Search the records for the word "text". Copy every line where it appears.
Content starts
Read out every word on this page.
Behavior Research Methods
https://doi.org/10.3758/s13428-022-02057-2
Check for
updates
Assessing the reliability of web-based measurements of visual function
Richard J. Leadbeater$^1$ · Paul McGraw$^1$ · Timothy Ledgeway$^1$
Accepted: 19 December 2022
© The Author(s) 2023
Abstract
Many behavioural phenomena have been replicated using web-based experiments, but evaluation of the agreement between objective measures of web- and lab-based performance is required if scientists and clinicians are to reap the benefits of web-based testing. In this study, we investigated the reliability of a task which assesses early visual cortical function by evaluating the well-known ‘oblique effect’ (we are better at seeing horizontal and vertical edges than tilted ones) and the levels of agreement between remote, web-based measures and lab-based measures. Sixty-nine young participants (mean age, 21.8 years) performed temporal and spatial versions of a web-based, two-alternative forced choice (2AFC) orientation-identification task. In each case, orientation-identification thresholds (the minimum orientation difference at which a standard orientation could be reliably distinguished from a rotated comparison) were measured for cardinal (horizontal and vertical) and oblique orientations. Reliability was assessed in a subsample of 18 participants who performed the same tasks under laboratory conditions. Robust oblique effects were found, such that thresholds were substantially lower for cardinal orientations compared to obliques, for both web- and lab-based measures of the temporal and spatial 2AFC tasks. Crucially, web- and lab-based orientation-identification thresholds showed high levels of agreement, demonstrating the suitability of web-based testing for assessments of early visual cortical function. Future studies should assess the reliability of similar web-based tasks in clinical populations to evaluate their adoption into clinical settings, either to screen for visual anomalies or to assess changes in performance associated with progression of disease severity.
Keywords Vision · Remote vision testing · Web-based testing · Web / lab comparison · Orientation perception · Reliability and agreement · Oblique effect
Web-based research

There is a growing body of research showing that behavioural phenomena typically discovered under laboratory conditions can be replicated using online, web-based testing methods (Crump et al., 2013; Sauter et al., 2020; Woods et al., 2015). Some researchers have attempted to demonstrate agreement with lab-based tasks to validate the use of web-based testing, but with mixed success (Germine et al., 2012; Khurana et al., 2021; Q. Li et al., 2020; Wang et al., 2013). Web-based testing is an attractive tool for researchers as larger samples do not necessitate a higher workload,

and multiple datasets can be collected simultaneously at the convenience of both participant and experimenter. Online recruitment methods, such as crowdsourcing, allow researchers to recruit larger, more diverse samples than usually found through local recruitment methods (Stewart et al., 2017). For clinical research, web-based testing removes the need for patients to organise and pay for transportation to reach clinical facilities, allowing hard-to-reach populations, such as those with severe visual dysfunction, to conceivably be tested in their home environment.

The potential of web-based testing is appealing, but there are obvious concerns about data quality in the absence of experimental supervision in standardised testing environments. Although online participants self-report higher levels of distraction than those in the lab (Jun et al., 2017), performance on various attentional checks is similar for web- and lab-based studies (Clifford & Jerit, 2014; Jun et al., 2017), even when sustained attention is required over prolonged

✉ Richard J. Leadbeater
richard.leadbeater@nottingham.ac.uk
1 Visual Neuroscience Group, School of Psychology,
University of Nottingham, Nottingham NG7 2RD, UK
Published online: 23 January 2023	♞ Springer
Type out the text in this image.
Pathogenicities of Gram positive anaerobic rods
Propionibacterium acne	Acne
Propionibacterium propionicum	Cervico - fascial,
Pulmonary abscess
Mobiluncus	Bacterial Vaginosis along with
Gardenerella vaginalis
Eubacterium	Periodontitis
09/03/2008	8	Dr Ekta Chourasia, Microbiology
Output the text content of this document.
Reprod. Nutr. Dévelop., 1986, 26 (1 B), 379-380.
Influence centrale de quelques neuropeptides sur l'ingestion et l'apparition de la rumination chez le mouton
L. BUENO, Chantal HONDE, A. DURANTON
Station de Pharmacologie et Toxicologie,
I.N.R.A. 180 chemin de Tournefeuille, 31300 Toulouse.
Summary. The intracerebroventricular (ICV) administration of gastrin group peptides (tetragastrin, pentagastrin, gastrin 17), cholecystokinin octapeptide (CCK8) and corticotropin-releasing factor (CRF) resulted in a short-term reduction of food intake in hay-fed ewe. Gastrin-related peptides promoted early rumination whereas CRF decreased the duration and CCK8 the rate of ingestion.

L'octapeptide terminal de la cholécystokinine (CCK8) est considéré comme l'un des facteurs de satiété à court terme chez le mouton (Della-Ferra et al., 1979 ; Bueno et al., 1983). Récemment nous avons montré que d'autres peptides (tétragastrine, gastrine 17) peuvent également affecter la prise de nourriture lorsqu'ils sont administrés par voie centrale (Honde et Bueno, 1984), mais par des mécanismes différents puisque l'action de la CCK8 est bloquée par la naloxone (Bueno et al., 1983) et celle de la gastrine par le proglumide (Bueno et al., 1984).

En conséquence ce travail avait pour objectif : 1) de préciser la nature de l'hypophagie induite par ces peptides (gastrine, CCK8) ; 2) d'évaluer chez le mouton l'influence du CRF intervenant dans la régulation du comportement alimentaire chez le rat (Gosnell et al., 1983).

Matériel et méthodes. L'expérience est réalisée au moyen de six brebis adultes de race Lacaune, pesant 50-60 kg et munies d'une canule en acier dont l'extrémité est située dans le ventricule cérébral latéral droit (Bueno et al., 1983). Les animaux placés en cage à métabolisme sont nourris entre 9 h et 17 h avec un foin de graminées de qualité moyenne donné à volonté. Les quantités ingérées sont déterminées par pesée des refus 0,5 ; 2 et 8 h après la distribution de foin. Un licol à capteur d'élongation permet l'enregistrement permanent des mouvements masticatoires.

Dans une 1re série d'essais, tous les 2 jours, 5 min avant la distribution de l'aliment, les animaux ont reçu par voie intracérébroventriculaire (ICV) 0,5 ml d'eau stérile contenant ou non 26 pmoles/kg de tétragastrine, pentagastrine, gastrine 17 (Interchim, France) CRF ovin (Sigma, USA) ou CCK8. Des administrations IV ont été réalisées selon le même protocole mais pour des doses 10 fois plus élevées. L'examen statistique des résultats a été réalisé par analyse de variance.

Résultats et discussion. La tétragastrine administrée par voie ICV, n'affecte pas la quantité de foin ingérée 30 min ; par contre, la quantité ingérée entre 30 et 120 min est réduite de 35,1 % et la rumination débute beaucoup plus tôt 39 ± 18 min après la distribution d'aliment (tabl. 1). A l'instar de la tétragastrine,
Content ends
◆ **SOLUTION TO THIS TASK**
Type out the text in this image.
Output the text content of this document.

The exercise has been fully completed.